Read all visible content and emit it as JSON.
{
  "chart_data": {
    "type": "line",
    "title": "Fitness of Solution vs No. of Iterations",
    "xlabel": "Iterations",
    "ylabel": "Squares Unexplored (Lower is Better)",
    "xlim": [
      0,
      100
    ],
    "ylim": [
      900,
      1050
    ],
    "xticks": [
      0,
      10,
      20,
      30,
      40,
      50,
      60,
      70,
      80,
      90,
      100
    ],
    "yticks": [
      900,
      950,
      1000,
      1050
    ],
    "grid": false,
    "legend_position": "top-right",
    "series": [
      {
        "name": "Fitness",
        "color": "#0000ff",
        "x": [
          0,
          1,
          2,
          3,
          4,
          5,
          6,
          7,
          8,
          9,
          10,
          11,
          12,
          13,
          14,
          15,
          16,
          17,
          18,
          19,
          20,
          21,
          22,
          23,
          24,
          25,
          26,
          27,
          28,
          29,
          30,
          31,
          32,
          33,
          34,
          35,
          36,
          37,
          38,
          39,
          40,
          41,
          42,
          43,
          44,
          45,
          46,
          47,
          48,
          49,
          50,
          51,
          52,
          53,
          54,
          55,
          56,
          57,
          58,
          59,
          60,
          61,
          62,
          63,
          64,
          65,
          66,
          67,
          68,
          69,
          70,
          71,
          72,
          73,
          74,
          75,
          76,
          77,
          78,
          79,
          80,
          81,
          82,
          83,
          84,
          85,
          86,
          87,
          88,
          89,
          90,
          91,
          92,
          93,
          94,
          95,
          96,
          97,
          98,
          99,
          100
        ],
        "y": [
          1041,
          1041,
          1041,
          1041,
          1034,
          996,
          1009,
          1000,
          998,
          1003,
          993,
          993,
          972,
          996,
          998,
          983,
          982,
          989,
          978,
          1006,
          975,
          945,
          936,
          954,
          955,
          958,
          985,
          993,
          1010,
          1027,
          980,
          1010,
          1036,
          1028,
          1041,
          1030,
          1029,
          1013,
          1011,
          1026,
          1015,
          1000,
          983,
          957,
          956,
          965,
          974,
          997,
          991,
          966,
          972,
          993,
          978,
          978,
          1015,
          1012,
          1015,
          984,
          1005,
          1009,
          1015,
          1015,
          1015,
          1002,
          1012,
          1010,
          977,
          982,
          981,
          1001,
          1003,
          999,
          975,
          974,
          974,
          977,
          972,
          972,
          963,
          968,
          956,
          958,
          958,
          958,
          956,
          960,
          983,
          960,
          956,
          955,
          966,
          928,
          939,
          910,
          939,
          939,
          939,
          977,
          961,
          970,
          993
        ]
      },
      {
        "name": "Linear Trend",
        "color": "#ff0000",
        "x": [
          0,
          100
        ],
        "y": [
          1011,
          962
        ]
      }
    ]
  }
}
--
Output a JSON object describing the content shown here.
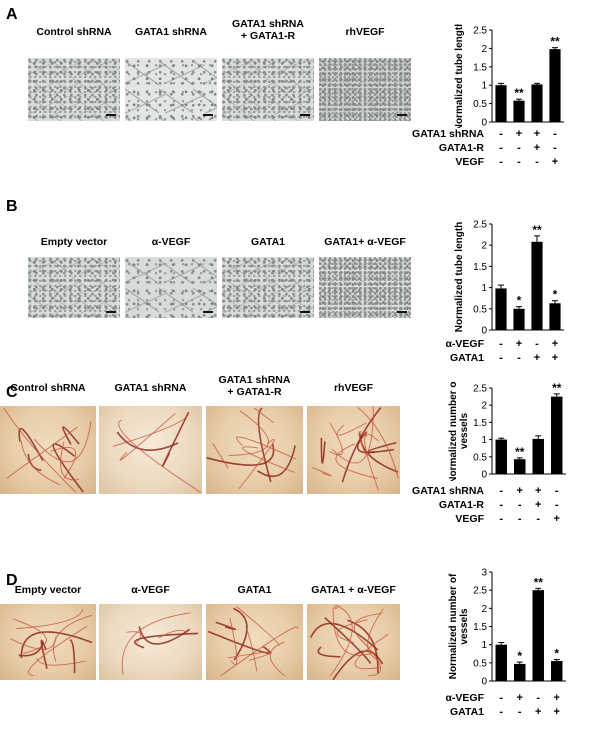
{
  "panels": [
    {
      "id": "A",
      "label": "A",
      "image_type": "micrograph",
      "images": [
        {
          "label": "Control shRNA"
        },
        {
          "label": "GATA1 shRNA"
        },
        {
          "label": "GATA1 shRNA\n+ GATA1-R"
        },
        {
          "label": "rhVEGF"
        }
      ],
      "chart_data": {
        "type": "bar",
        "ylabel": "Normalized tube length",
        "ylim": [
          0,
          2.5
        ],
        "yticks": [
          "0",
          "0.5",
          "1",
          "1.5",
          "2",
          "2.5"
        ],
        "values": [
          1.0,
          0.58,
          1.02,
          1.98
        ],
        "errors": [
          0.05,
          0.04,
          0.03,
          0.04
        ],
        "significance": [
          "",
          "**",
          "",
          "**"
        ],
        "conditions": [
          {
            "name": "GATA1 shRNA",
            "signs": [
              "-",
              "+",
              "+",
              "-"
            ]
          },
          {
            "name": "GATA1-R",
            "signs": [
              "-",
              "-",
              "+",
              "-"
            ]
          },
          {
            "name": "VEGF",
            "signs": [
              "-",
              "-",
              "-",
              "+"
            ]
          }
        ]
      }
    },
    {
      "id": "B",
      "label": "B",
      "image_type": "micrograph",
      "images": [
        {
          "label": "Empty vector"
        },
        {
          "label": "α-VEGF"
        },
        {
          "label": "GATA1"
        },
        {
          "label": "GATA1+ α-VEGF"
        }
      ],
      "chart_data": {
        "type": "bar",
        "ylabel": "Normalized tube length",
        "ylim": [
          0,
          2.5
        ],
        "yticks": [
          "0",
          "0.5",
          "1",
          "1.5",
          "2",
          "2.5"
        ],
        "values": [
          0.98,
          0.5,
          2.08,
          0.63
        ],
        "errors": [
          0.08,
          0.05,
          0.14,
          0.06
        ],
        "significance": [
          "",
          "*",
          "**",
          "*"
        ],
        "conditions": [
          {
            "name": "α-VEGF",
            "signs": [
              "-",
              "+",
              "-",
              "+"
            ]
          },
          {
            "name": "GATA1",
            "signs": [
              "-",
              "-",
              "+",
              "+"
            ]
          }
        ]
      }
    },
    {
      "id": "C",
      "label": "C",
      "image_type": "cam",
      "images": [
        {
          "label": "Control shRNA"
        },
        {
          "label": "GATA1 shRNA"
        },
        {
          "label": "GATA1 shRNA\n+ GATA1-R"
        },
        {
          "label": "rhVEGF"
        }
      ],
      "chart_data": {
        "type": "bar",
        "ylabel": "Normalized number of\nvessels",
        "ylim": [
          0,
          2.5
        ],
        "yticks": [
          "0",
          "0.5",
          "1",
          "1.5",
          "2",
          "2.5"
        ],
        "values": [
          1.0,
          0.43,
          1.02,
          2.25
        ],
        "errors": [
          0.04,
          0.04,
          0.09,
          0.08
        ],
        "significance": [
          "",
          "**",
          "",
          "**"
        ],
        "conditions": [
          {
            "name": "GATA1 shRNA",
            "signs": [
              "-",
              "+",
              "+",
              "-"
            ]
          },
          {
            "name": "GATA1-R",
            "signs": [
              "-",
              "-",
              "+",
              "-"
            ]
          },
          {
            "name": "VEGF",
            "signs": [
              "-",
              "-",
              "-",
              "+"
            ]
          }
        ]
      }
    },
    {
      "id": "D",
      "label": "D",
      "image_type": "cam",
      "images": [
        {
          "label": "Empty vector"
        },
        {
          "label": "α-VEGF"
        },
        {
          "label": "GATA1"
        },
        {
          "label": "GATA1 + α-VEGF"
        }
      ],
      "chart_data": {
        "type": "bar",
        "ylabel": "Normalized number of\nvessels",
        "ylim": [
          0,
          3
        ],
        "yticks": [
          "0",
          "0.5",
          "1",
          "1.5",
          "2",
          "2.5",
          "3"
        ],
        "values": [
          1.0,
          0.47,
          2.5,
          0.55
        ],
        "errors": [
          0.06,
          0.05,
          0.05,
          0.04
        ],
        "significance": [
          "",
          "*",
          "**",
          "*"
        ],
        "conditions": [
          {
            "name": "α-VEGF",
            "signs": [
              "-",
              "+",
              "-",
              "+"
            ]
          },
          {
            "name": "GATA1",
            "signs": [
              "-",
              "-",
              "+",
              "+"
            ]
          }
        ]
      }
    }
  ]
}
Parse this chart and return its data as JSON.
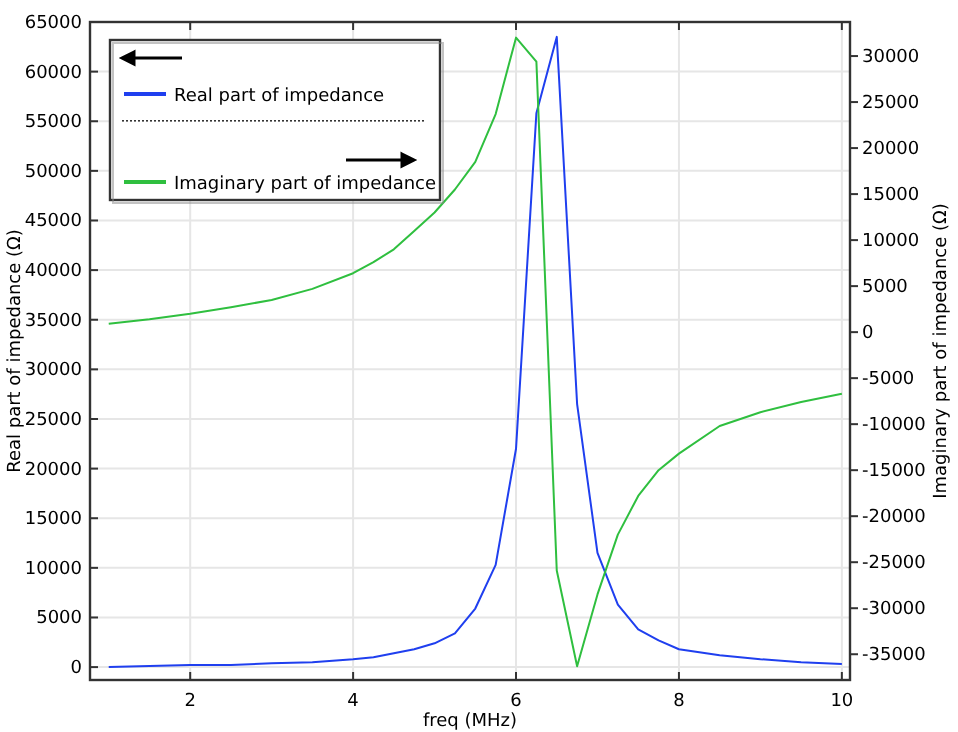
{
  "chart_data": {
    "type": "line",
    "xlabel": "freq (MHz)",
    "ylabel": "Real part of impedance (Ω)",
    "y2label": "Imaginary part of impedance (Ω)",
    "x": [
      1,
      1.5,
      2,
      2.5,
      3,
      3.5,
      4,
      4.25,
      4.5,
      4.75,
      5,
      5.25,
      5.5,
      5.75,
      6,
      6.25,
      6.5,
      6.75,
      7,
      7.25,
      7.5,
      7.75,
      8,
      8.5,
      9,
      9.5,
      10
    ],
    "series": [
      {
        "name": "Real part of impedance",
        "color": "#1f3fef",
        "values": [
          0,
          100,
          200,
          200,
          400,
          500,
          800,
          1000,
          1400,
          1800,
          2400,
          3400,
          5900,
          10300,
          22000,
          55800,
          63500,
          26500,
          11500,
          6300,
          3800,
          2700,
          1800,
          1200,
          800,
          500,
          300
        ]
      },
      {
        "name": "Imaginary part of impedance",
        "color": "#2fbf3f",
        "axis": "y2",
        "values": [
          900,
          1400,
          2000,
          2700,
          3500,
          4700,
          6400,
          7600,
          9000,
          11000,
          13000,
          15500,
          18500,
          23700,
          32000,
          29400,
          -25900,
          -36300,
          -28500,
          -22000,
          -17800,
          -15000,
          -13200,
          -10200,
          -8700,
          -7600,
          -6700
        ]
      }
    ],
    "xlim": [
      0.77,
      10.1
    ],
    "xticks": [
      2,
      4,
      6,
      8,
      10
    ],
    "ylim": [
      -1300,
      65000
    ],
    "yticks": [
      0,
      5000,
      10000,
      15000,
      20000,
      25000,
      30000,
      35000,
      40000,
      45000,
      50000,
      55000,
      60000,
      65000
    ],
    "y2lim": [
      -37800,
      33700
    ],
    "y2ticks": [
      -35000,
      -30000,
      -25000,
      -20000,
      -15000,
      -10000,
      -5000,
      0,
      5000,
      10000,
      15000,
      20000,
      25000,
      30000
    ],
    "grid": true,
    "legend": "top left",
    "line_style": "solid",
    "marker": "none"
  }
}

▶ Prompt
List each line holding the string "JSON".

▶ Solved problem
Read all visible content and emit it as JSON.
Output a JSON object describing the content shown here.
Parse this chart and return its data as JSON.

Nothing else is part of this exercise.